What is being asked:
The listing below should be copied in full, word for word.

Extracted information:
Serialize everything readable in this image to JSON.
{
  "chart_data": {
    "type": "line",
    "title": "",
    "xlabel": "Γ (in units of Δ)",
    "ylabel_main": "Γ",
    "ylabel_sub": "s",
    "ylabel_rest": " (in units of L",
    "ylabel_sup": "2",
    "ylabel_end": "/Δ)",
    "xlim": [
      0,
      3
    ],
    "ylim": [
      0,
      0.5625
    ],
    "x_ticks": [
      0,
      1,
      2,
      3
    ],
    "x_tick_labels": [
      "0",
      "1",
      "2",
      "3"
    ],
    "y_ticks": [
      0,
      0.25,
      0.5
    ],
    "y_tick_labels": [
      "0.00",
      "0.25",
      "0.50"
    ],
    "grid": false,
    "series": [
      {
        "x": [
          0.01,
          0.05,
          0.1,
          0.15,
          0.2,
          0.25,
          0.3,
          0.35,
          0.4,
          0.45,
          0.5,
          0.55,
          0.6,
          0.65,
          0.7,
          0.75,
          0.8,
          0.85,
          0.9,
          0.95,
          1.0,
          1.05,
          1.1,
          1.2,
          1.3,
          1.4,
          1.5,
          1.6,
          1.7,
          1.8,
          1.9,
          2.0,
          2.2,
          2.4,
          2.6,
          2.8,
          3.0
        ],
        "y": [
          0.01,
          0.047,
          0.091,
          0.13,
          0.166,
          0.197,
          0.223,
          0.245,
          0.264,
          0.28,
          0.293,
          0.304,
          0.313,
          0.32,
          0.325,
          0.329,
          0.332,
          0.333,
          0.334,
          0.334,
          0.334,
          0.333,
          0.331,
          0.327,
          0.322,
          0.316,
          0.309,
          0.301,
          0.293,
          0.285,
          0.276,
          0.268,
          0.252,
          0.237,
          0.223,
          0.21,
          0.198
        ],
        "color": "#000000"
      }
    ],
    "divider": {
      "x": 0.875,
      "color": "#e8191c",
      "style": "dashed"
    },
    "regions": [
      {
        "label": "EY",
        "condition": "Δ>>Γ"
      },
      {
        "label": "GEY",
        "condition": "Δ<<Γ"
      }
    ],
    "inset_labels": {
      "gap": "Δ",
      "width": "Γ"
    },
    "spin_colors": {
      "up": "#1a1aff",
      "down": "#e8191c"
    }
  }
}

Task result:
Serialize everything readable in this image to JSON.
{
  "chart_data": {
    "type": "line",
    "title": "",
    "xlabel": "Γ (in units of Δ)",
    "ylabel_main": "Γ",
    "ylabel_sub": "s",
    "ylabel_rest": " (in units of L",
    "ylabel_sup": "2",
    "ylabel_end": "/Δ)",
    "xlim": [
      0,
      3
    ],
    "ylim": [
      0,
      0.5625
    ],
    "x_ticks": [
      0,
      1,
      2,
      3
    ],
    "x_tick_labels": [
      "0",
      "1",
      "2",
      "3"
    ],
    "y_ticks": [
      0,
      0.25,
      0.5
    ],
    "y_tick_labels": [
      "0.00",
      "0.25",
      "0.50"
    ],
    "grid": false,
    "series": [
      {
        "x": [
          0.01,
          0.05,
          0.1,
          0.15,
          0.2,
          0.25,
          0.3,
          0.35,
          0.4,
          0.45,
          0.5,
          0.55,
          0.6,
          0.65,
          0.7,
          0.75,
          0.8,
          0.85,
          0.9,
          0.95,
          1.0,
          1.05,
          1.1,
          1.2,
          1.3,
          1.4,
          1.5,
          1.6,
          1.7,
          1.8,
          1.9,
          2.0,
          2.2,
          2.4,
          2.6,
          2.8,
          3.0
        ],
        "y": [
          0.01,
          0.047,
          0.091,
          0.13,
          0.166,
          0.197,
          0.223,
          0.245,
          0.264,
          0.28,
          0.293,
          0.304,
          0.313,
          0.32,
          0.325,
          0.329,
          0.332,
          0.333,
          0.334,
          0.334,
          0.334,
          0.333,
          0.331,
          0.327,
          0.322,
          0.316,
          0.309,
          0.301,
          0.293,
          0.285,
          0.276,
          0.268,
          0.252,
          0.237,
          0.223,
          0.21,
          0.198
        ],
        "color": "#000000"
      }
    ],
    "divider": {
      "x": 0.875,
      "color": "#e8191c",
      "style": "dashed"
    },
    "regions": [
      {
        "label": "EY",
        "condition": "Δ>>Γ"
      },
      {
        "label": "GEY",
        "condition": "Δ<<Γ"
      }
    ],
    "inset_labels": {
      "gap": "Δ",
      "width": "Γ"
    },
    "spin_colors": {
      "up": "#1a1aff",
      "down": "#e8191c"
    }
  }
}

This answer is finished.